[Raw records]
>> start
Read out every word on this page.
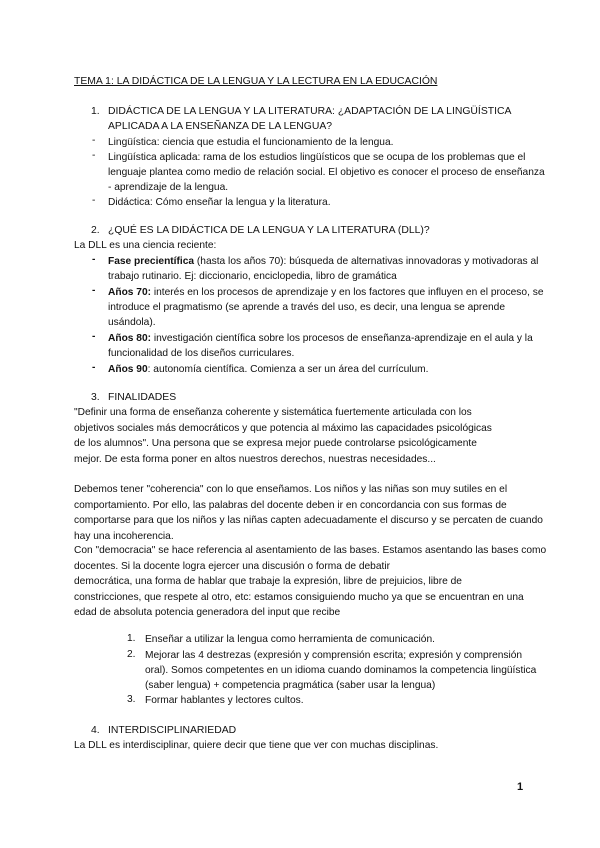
TEMA 1: LA DIDÁCTICA DE LA LENGUA Y LA LECTURA EN LA EDUCACIÓN
1. DIDÁCTICA DE LA LENGUA Y LA LITERATURA: ¿ADAPTACIÓN DE LA LINGÜÍSTICA
APLICADA A LA ENSEÑANZA DE LA LENGUA?
- Lingüística: ciencia que estudia el funcionamiento de la lengua.
- Lingüística aplicada: rama de los estudios lingüísticos que se ocupa de los problemas que el
lenguaje plantea como medio de relación social. El objetivo es conocer el proceso de enseñanza
- aprendizaje de la lengua.
- Didáctica: Cómo enseñar la lengua y la literatura.
2. ¿QUÉ ES LA DIDÁCTICA DE LA LENGUA Y LA LITERATURA (DLL)?
La DLL es una ciencia reciente:
- Fase precientífica (hasta los años 70): búsqueda de alternativas innovadoras y motivadoras al
trabajo rutinario. Ej: diccionario, enciclopedia, libro de gramática
- Años 70: interés en los procesos de aprendizaje y en los factores que influyen en el proceso, se
introduce el pragmatismo (se aprende a través del uso, es decir, una lengua se aprende
usándola).
- Años 80: investigación científica sobre los procesos de enseñanza-aprendizaje en el aula y la
funcionalidad de los diseños curriculares.
- Años 90: autonomía científica. Comienza a ser un área del currículum.
3. FINALIDADES
"Definir una forma de enseñanza coherente y sistemática fuertemente articulada con los
objetivos sociales más democráticos y que potencia al máximo las capacidades psicológicas
de los alumnos". Una persona que se expresa mejor puede controlarse psicológicamente
mejor. De esta forma poner en altos nuestros derechos, nuestras necesidades...
Debemos tener "coherencia" con lo que enseñamos. Los niños y las niñas son muy sutiles en el
comportamiento. Por ello, las palabras del docente deben ir en concordancia con sus formas de
comportarse para que los niños y las niñas capten adecuadamente el discurso y se percaten de cuando
hay una incoherencia.
Con "democracia" se hace referencia al asentamiento de las bases. Estamos asentando las bases como
docentes. Si la docente logra ejercer una discusión o forma de debatir
democrática, una forma de hablar que trabaje la expresión, libre de prejuicios, libre de
constricciones, que respete al otro, etc: estamos consiguiendo mucho ya que se encuentran en una
edad de absoluta potencia generadora del input que recibe
1. Enseñar a utilizar la lengua como herramienta de comunicación.
2. Mejorar las 4 destrezas (expresión y comprensión escrita; expresión y comprensión
oral). Somos competentes en un idioma cuando dominamos la competencia lingüística
(saber lengua) + competencia pragmática (saber usar la lengua)
3. Formar hablantes y lectores cultos.
4. INTERDISCIPLINARIEDAD
La DLL es interdisciplinar, quiere decir que tiene que ver con muchas disciplinas.
1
>> end
• PROBLEM REQUIREMENTS
From the listing above, pick out every line containing "expresión".

• FINAL RESULT
democrática, una forma de hablar que trabaje la expresión, libre de prejuicios, libre de
2. Mejorar las 4 destrezas (expresión y comprensión escrita; expresión y comprensión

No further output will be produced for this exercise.